§ EXERCISE: Report back every line from the entries below in which the word "Primary" occurs.

*** Opening of DATA SECTION ***

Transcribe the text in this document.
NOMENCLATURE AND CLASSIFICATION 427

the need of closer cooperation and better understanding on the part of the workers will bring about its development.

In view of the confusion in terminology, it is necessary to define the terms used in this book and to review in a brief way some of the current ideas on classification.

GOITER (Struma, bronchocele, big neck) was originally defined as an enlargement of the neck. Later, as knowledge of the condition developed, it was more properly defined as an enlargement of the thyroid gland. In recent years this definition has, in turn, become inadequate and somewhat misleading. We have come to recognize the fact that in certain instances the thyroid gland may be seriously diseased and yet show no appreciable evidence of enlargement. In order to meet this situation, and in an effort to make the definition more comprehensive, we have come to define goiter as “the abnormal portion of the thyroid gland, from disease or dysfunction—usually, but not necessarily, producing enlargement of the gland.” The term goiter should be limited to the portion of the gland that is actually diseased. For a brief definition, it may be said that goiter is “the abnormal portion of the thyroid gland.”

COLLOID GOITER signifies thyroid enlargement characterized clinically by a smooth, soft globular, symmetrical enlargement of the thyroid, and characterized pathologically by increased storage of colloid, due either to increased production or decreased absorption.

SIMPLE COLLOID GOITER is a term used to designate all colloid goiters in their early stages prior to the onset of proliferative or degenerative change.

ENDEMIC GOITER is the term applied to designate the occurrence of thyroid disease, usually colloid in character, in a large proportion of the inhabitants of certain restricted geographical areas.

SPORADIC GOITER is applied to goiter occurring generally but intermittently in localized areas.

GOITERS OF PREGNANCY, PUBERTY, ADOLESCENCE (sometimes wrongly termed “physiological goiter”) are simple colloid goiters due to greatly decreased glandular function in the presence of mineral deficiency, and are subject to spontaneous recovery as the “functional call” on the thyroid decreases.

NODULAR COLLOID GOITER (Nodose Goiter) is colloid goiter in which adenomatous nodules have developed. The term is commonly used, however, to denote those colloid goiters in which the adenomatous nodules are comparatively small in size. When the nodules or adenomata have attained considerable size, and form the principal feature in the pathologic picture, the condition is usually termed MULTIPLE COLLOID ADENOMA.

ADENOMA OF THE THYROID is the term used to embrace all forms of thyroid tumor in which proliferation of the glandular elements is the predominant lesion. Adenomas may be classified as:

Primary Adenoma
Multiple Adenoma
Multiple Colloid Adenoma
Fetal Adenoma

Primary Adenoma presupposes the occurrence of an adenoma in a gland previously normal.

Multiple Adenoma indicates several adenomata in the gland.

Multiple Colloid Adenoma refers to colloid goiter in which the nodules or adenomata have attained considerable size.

*** Close of DATA SECTION ***
*** Opening of DATA SECTION ***

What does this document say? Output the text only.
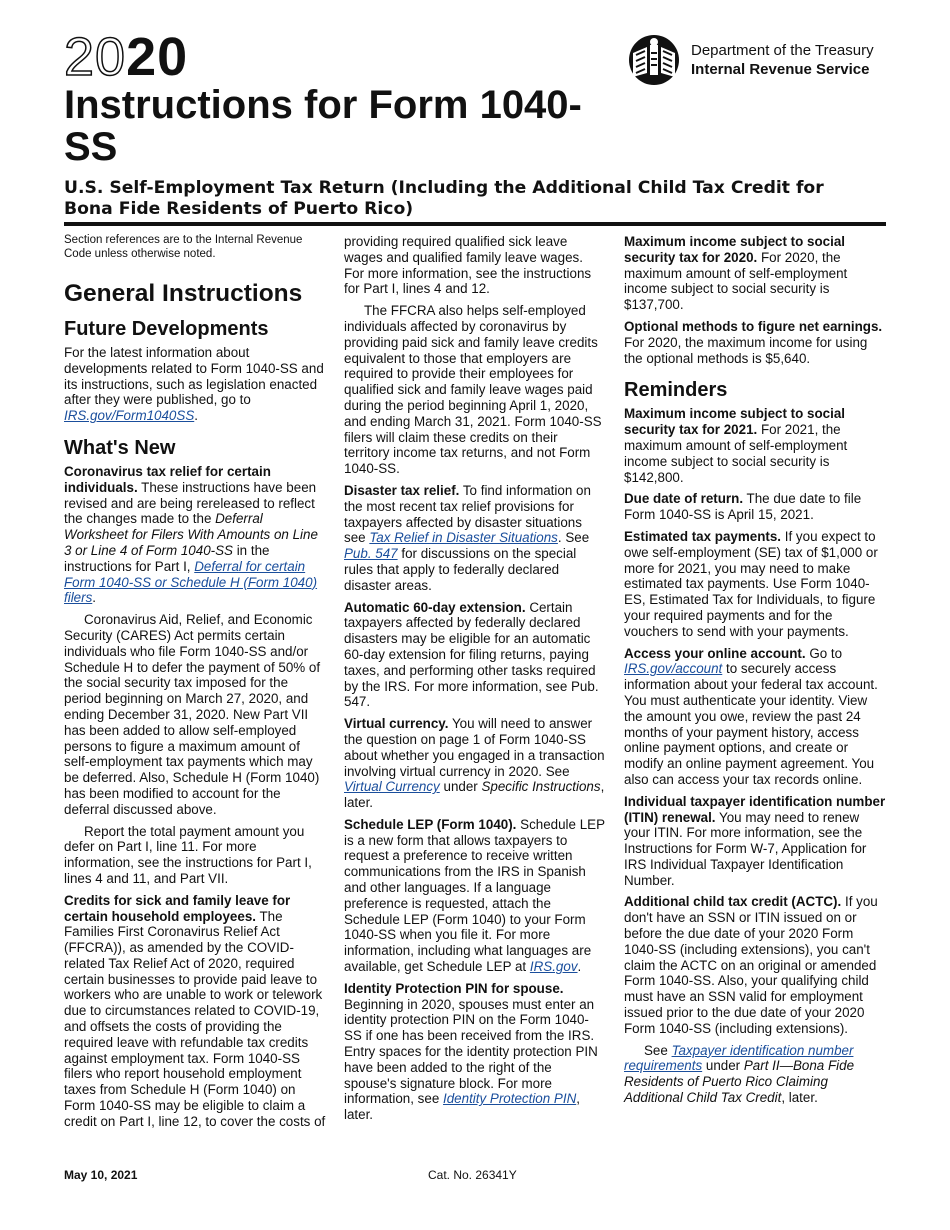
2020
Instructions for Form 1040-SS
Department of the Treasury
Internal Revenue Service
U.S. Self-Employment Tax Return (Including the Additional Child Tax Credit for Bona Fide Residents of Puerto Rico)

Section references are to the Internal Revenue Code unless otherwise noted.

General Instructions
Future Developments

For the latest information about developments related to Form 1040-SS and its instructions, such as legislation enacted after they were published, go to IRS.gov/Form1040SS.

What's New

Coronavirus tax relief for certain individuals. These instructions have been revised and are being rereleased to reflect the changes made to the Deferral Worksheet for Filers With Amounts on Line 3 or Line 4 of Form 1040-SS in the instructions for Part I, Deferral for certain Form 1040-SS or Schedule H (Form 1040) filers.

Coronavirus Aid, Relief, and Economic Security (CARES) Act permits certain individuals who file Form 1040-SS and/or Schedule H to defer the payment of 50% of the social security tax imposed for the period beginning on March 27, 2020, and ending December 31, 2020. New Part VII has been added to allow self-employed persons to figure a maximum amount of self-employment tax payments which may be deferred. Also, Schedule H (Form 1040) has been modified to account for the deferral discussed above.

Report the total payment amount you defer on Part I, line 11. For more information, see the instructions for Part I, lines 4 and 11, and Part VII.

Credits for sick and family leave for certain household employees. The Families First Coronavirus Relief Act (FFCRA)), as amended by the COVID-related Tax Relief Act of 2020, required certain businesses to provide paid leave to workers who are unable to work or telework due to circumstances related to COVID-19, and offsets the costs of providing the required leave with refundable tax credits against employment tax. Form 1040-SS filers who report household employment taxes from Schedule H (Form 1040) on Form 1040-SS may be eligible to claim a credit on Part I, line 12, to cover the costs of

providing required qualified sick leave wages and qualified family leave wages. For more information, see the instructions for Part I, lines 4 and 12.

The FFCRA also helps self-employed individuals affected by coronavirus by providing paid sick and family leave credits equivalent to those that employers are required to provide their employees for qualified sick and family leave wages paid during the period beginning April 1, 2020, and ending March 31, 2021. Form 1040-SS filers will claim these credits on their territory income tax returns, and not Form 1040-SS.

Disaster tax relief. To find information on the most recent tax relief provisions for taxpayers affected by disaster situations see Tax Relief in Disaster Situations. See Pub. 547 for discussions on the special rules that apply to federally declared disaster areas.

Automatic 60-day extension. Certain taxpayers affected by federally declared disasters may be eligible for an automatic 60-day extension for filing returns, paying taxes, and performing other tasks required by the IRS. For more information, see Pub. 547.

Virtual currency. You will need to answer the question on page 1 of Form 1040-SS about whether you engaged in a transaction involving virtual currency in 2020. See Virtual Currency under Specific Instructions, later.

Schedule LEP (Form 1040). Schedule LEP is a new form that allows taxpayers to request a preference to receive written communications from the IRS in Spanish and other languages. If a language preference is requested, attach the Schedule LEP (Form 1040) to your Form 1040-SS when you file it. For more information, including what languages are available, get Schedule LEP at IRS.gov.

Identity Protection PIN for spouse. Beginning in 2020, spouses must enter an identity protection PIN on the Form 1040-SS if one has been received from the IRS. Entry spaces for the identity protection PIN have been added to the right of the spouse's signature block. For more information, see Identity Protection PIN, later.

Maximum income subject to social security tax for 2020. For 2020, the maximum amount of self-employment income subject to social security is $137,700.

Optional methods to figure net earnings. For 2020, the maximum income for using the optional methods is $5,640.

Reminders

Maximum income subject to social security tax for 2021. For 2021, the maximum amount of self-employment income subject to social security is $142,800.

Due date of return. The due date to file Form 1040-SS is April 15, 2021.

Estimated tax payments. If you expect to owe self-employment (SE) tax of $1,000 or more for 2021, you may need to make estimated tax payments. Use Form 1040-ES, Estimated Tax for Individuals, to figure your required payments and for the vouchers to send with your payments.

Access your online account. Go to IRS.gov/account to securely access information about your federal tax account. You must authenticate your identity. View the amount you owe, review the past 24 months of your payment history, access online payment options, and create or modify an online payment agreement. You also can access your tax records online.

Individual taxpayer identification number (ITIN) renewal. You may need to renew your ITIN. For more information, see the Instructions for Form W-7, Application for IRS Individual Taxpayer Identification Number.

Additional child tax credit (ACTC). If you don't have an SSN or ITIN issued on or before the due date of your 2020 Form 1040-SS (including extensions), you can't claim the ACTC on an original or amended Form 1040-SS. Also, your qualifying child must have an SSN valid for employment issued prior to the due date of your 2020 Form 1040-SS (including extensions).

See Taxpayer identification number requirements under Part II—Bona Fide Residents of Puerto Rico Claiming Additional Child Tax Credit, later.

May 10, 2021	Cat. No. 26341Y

*** Close of DATA SECTION ***

§ TASK OUTPUT:
Primary Adenoma
Primary Adenoma presupposes the occurrence of an adenoma in a gland previously normal.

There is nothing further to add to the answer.